Check each line of the records for "data"; collect those that have it.
========================================================================
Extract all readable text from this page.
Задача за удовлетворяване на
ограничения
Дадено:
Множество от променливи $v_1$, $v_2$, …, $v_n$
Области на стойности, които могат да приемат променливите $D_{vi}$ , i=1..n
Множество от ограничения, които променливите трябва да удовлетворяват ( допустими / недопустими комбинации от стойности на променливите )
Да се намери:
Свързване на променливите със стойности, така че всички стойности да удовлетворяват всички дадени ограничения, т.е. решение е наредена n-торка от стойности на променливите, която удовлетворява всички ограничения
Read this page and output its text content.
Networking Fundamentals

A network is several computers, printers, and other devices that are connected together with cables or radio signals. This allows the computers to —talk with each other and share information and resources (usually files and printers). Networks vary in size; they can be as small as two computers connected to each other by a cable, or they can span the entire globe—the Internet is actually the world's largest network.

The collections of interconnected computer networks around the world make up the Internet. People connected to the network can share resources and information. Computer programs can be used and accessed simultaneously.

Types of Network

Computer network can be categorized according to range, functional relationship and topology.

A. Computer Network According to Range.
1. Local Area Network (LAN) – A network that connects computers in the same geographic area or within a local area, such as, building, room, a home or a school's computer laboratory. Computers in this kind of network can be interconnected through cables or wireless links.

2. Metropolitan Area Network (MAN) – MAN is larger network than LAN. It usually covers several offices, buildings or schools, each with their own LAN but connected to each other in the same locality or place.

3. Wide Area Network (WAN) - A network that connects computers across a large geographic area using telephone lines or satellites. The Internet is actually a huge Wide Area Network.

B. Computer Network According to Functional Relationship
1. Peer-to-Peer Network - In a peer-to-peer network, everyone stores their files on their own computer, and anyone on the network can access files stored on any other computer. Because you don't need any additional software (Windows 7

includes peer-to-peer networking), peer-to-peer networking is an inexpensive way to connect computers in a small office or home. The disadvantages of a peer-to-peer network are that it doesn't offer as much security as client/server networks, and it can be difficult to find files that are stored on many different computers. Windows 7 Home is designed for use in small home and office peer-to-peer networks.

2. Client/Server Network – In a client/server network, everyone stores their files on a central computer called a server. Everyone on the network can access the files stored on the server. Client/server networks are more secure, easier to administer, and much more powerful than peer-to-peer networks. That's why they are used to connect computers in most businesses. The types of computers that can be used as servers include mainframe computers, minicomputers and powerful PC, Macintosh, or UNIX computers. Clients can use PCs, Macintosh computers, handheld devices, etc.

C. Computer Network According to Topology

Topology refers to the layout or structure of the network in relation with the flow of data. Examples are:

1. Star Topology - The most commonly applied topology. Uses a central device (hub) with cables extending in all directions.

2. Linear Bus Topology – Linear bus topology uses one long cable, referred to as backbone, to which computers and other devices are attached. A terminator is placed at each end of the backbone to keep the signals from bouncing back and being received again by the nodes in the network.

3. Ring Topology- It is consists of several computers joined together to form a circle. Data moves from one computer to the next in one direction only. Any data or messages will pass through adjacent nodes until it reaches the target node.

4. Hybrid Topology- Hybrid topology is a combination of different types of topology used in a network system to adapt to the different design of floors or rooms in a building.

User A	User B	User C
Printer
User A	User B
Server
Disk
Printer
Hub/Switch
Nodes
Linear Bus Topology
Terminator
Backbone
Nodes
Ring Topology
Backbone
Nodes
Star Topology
========================================================================
Exercise answer -
Topology refers to the layout or structure of the network in relation with the flow of data. Examples are:
3. Ring Topology- It is consists of several computers joined together to form a circle. Data moves from one computer to the next in one direction only. Any data or messages will pass through adjacent nodes until it reaches the target node.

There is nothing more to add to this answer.